/---

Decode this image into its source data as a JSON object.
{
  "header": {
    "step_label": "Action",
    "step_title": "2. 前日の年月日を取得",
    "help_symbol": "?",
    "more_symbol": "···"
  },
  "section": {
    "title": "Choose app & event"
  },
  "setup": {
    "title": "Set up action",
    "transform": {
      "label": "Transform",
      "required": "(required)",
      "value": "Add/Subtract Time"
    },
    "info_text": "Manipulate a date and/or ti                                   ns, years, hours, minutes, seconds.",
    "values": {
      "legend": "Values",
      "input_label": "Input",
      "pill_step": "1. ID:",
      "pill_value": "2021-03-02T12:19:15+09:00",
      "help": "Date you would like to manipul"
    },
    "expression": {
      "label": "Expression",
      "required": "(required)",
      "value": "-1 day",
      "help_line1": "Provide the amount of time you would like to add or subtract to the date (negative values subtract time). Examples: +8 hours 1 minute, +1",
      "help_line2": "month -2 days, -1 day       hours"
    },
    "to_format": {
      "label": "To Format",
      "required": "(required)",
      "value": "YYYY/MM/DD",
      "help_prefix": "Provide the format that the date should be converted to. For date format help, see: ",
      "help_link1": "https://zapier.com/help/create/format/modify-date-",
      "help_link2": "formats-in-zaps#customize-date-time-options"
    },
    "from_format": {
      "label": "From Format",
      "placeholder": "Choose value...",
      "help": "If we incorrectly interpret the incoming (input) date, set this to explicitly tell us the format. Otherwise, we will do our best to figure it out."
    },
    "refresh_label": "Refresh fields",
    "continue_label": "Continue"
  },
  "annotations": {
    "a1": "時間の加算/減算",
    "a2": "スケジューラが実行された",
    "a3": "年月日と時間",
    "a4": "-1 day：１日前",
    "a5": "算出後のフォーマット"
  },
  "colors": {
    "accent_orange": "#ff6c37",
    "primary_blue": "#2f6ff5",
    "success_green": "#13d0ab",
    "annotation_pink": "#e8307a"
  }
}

\---

== Aim ==
Scan the records above and report how many lines include the word "this", without any other text.

== Expected answer ==
2